**STATED PROBLEM 1**
Translate this sentence from the parliamentary answer on NAMA housing into Spanish: "I am advised that NAMA funded the delivery of 9,669 homes by its debtors and receivers between January 2014 and December 2018."
**STATED PROBLEM 2**
Write the next part of the parliamentary answer on NAMA housing, picking up after its final sentence.

**PAGE EXCERPT**
━━━━━━━━━━━━━━━━

134. Deputy Pearse Doherty asked the Minister for Finance the number of homes built by NAMA debtors since its launch; and the number of these homes built under Part V of the Planning and Development Act 2000. [2855/19]

Amharc ar fhreagra

Pearse Doherty

Ceist:

135. Deputy Pearse Doherty asked the Minister for Finance the number of units per development (details supplied) that have been allocated to the various local authorities under Part V agreements; and the agreement which was reached in place of an allocation of units. [2856/19]

Amharc ar fhreagra

Freagraí scríofa

I propose to take Questions Nos. 133 to 135, inclusive, together.

I am advised that NAMA funded the delivery of 9,669 homes by its debtors and receivers between January 2014 and December 2018.

I am advised that debtors and receivers whose projects are funded by NAMA must comply with the same statutory obligations in relation to Part V of the Planning and Development Act 2000 as all other residential developers. The Deputy will be aware that legislation covering Part V obligations has been amended over the years. In many cases, even residential developments currently under construction may relate to older planning permissions granted at a time when legislation provided that Part V obligations could be fulfilled through a range of options, including monetary payments to local authorities, the transfer of land, the construction and transfer of houses on-site, the transfer of houses off-site or a combination of two or more options. I am also advised that, for some NAMA-funded developments, the Part V obligations had already been met prior to the transfer of the associated loans to NAMA.

The specific means by which Part V obligations are met is the subject of negotiation between the developer and the local authority in each particular instance and ultimately it is for the local authority to determine its preference, based on its own criteria and circumstances. In relation to NAMA-funded projects, I am advised that NAMA does not participate in those negotiations. On a project-by-project basis, NAMA supports and facilitates debtors and receivers in meeting their Part V obligations, however given the broad range of options that have been open to debtors in meeting those obligations in the past, NAMA does not track the overall delivery of Part V obligations which is a matter for the local authorities.

The Deputy will be aware that there is no statutory obligation on developers to provide affordable homes. Debtors and receivers funded by NAMA are no different in this respect from developers whose funding is from other sources.

I would point out to the Deputy that, since 2012, NAMA has worked with its debtors and receivers to deliver social housing units beyond the requirements of Part V. The purpose of its social housing initiative was to maximise social housing delivery from the assets securing NAMA’s loan portfolio. Through this programme, NAMA has delivered 2,481 units directly through approved housing bodies (AHBs), local authorities and its special purpose vehicle, NARPS.

━━━━━━━━━━━━━━━━

**SUPPLIED ENTRIES**
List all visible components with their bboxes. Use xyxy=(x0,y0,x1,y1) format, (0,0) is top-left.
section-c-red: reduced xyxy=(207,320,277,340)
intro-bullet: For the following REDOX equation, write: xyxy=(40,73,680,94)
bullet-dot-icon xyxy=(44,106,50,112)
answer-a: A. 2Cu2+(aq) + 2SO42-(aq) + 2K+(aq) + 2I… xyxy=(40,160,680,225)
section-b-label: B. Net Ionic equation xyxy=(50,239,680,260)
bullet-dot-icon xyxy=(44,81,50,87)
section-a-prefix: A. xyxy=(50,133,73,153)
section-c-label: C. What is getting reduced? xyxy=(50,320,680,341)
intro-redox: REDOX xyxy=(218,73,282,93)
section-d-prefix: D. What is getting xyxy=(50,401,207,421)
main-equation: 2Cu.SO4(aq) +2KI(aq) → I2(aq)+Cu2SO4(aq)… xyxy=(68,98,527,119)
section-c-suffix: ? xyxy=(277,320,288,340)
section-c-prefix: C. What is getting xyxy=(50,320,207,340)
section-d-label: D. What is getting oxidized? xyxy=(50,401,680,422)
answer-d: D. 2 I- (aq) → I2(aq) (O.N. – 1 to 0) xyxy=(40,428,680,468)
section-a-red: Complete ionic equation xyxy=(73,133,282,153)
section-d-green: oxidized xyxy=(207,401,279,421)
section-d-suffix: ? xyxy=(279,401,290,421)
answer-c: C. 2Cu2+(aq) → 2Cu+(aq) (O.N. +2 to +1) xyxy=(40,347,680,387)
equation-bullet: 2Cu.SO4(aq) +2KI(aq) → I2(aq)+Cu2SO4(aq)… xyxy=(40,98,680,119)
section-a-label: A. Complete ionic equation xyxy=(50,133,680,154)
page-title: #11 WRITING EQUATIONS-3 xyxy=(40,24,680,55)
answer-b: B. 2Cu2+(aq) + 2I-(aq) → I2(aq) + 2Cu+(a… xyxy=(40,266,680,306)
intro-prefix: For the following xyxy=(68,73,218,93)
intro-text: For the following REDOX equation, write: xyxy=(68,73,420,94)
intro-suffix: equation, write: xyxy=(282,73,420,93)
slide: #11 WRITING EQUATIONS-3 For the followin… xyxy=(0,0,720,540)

━━━━━━━━━━━━━━━━

**TASK ANSWER 1**
Se me informa de que NAMA financió la entrega de 9.669 viviendas por parte de sus deudores y administradores concursales entre enero de 2014 y diciembre de 2018.

**TASK ANSWER 2**
As regards the Deputy’s question in relation to a number of named development sites, the Deputy will be aware that I am prohibited from providing information on specific assets under the control of NAMA debtors and receivers as such information is considered to be confidential by reference to Sections 99 and 202 of the NAMA Act 2009. Agreements reached between local authorities and developers in relation to the fulfilment of Part V obligations are a matter for the parties involved.

NAMA Operations

Ceisteanna (136, 137)

Pearse Doherty

Ceist:

136. Deputy Pearse Doherty asked the Minister for Finance the date NAMA will be wound up; and if he will make a statement on the matter. [2857/19]

Amharc ar fhreagra

Pearse Doherty

Ceist:

137. Deputy Pearse Doherty asked the Minister for Finance the plans which have been put in place for the wind-down of NAMA; and if he will make a statement on the matter. [2858/19]

Amharc ar fhreagra

Freagraí scríofa

I propose to take Questions Nos. 136 and 137 together.

I wish to advise the Deputy that it is expected that NAMA will substantially complete its work by 2020/2021. NAMA is on track to have repaid all its subordinated debt and to have reimbursed the private shareholders in the NAMA DAC by that time. NAMA will have also substantially completed its residential funding programme and its Dublin Docklands SDZ programme. Once these activities have been completed NAMA will be in a position to start transferring its expected €3.5bn surplus to the Exchequer.

As the expected wind down date for NAMA’s work approaches, there is a possibility that a small number of loans may not be resolved by 2021 due to ongoing litigation that is largely outside NAMA’s control. In addition, there is a possibility that NAMA may also be left with a small residual loan portfolio where best value for the State may not be achieved through sale or disposal before the end of 2021. Such assets are currently expected to represent less than 1% of NAMA’s original portfolio.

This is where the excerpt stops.